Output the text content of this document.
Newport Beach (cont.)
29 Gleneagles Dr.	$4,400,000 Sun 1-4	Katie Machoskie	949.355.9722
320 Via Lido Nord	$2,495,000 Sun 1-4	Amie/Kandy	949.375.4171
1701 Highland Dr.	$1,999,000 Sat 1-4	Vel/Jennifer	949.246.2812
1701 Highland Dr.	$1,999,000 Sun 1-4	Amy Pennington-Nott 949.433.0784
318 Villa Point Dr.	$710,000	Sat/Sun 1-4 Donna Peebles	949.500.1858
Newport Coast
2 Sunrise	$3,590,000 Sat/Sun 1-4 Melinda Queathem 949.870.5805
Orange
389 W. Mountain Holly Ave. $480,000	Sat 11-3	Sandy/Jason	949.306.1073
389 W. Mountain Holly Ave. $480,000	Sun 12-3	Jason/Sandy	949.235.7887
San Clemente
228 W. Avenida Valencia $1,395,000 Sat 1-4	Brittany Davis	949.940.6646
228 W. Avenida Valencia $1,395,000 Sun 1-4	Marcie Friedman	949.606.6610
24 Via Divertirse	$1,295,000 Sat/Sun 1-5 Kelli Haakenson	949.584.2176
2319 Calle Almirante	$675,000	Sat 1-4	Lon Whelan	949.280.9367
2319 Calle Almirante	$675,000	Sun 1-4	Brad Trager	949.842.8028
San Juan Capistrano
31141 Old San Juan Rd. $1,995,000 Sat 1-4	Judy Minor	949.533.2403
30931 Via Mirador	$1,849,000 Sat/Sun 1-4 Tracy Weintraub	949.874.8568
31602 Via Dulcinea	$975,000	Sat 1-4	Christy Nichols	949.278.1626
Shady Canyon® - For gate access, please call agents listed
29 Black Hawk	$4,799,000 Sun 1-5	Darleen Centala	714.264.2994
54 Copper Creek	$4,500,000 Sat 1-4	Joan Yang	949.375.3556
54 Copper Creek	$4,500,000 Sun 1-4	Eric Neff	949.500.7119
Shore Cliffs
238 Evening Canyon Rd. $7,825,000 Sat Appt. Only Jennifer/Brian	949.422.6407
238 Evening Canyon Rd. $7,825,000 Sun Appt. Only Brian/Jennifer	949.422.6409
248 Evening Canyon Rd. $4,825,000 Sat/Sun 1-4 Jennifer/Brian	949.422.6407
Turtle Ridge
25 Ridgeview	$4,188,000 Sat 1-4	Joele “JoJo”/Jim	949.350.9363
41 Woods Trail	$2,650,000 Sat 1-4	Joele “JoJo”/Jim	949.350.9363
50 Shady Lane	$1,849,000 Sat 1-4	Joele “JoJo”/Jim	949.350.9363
::::::::
• _WHAT THE TASK REQUIRES_
Your task is to retype all of the records exactly.

• _SOLUTION FOR THIS PROBLEM_
Output the text content of this document.
Newport Beach (cont.)
29 Gleneagles Dr.	$4,400,000 Sun 1-4	Katie Machoskie	949.355.9722
320 Via Lido Nord	$2,495,000 Sun 1-4	Amie/Kandy	949.375.4171
1701 Highland Dr.	$1,999,000 Sat 1-4	Vel/Jennifer	949.246.2812
1701 Highland Dr.	$1,999,000 Sun 1-4	Amy Pennington-Nott 949.433.0784
318 Villa Point Dr.	$710,000	Sat/Sun 1-4 Donna Peebles	949.500.1858
Newport Coast
2 Sunrise	$3,590,000 Sat/Sun 1-4 Melinda Queathem 949.870.5805
Orange
389 W. Mountain Holly Ave. $480,000	Sat 11-3	Sandy/Jason	949.306.1073
389 W. Mountain Holly Ave. $480,000	Sun 12-3	Jason/Sandy	949.235.7887
San Clemente
228 W. Avenida Valencia $1,395,000 Sat 1-4	Brittany Davis	949.940.6646
228 W. Avenida Valencia $1,395,000 Sun 1-4	Marcie Friedman	949.606.6610
24 Via Divertirse	$1,295,000 Sat/Sun 1-5 Kelli Haakenson	949.584.2176
2319 Calle Almirante	$675,000	Sat 1-4	Lon Whelan	949.280.9367
2319 Calle Almirante	$675,000	Sun 1-4	Brad Trager	949.842.8028
San Juan Capistrano
31141 Old San Juan Rd. $1,995,000 Sat 1-4	Judy Minor	949.533.2403
30931 Via Mirador	$1,849,000 Sat/Sun 1-4 Tracy Weintraub	949.874.8568
31602 Via Dulcinea	$975,000	Sat 1-4	Christy Nichols	949.278.1626
Shady Canyon® - For gate access, please call agents listed
29 Black Hawk	$4,799,000 Sun 1-5	Darleen Centala	714.264.2994
54 Copper Creek	$4,500,000 Sat 1-4	Joan Yang	949.375.3556
54 Copper Creek	$4,500,000 Sun 1-4	Eric Neff	949.500.7119
Shore Cliffs
238 Evening Canyon Rd. $7,825,000 Sat Appt. Only Jennifer/Brian	949.422.6407
238 Evening Canyon Rd. $7,825,000 Sun Appt. Only Brian/Jennifer	949.422.6409
248 Evening Canyon Rd. $4,825,000 Sat/Sun 1-4 Jennifer/Brian	949.422.6407
Turtle Ridge
25 Ridgeview	$4,188,000 Sat 1-4	Joele “JoJo”/Jim	949.350.9363
41 Woods Trail	$2,650,000 Sat 1-4	Joele “JoJo”/Jim	949.350.9363
50 Shady Lane	$1,849,000 Sat 1-4	Joele “JoJo”/Jim	949.350.9363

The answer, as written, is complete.